- _Requirement_
For every line in the data below that contains "stroke", copy the line.

- _Supplied material_
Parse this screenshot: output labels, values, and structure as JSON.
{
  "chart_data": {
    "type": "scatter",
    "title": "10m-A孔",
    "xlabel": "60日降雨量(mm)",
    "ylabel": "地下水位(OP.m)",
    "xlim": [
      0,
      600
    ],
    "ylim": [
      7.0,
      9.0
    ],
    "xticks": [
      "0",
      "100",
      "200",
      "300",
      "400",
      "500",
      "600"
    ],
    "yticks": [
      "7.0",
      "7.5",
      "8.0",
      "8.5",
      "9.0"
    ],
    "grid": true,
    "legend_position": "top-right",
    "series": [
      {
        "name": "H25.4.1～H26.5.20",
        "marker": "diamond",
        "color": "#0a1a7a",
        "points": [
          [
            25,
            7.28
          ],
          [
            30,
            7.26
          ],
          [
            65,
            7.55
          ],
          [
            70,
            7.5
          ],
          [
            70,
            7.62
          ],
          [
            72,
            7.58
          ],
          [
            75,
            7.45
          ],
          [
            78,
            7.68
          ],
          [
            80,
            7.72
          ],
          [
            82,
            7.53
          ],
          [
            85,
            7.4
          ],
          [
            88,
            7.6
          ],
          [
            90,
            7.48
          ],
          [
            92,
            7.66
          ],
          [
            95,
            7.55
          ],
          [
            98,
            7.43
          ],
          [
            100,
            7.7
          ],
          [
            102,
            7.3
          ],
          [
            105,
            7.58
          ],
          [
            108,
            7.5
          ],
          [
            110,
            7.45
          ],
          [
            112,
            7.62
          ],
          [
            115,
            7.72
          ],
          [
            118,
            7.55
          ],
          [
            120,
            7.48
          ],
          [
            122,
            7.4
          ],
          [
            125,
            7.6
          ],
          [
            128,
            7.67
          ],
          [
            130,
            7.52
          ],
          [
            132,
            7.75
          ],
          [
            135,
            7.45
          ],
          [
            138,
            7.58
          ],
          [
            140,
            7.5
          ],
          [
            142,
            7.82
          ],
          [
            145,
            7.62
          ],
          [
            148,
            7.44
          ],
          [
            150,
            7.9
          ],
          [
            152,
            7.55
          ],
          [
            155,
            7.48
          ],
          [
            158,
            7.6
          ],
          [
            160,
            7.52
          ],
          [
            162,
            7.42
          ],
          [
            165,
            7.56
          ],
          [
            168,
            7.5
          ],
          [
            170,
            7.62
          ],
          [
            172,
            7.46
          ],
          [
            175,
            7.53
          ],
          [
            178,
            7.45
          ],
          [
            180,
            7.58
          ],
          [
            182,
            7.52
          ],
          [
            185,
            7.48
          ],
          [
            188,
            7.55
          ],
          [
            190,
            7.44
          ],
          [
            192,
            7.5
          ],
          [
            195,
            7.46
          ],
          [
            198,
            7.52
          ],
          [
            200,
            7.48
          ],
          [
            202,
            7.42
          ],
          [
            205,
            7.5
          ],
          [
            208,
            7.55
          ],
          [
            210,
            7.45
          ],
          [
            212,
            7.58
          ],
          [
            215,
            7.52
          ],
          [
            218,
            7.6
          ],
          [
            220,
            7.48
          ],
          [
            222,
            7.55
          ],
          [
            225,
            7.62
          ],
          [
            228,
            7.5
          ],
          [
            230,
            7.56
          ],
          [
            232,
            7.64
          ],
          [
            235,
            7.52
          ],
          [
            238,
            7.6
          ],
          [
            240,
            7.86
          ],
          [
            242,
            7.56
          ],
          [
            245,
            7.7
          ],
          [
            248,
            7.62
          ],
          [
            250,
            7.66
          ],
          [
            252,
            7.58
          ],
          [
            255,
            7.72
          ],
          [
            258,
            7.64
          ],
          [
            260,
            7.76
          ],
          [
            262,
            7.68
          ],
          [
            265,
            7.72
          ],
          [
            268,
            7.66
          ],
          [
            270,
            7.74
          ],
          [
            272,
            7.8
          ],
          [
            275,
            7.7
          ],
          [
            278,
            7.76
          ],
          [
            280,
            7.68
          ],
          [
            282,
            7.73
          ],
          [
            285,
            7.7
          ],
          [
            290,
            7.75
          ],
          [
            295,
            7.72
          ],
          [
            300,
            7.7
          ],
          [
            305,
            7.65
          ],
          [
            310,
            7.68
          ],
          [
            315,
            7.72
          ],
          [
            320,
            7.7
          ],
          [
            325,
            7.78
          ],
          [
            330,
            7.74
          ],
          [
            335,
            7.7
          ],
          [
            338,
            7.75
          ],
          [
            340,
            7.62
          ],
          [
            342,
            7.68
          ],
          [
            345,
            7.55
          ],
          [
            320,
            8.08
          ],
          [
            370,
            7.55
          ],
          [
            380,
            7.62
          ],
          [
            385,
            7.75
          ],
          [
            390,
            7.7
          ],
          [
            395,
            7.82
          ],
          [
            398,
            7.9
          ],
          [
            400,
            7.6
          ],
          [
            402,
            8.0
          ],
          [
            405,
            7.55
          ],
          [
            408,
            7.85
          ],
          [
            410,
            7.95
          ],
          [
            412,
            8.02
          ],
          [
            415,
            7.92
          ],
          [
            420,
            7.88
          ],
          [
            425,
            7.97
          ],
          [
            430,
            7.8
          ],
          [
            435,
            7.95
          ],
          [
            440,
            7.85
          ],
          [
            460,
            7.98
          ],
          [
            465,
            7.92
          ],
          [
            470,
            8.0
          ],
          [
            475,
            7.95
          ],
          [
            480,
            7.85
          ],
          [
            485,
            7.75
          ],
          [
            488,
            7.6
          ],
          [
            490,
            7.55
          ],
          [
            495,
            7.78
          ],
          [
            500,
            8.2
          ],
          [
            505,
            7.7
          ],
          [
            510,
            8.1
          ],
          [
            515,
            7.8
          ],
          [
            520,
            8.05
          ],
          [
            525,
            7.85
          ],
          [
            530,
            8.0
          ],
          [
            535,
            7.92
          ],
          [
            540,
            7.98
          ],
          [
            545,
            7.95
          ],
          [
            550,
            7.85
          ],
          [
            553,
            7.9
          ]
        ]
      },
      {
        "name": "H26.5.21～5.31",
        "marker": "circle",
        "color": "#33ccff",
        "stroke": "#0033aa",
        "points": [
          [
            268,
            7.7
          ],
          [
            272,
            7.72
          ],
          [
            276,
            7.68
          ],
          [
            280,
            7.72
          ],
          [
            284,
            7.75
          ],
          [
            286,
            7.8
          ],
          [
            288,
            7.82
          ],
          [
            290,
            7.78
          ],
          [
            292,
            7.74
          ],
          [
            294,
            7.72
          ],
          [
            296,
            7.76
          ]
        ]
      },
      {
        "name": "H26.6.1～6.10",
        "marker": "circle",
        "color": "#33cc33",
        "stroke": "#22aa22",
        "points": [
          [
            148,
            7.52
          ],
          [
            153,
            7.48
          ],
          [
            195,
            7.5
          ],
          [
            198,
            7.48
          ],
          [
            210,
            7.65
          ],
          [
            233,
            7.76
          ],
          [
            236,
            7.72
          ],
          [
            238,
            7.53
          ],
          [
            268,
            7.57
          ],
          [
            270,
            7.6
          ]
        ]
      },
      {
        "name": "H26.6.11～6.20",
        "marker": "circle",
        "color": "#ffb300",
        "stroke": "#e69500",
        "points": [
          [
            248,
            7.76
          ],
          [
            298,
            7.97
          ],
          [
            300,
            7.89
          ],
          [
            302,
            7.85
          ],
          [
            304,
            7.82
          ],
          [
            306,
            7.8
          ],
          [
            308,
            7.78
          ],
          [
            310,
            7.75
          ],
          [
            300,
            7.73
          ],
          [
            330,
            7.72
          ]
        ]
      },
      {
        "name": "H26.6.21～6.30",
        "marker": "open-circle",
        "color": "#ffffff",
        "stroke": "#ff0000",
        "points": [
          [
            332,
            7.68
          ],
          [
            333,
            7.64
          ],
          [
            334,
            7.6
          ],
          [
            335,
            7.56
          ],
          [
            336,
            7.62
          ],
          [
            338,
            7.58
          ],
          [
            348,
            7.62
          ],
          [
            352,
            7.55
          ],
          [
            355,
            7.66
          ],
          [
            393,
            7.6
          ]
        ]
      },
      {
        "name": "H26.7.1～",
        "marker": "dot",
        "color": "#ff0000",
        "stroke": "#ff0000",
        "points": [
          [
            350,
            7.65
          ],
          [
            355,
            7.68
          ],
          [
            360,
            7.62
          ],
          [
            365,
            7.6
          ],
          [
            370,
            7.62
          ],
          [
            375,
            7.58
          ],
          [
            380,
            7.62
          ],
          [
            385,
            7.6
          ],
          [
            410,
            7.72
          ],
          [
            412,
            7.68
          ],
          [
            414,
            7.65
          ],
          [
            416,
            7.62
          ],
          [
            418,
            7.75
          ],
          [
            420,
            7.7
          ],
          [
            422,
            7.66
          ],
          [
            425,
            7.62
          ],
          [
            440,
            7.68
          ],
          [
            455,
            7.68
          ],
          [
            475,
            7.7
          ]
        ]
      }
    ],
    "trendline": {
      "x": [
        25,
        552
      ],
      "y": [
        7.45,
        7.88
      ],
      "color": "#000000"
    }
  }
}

- _The completed task_
        "stroke": "#0033aa",
        "stroke": "#22aa22",
        "stroke": "#e69500",
        "stroke": "#ff0000",
        "stroke": "#ff0000",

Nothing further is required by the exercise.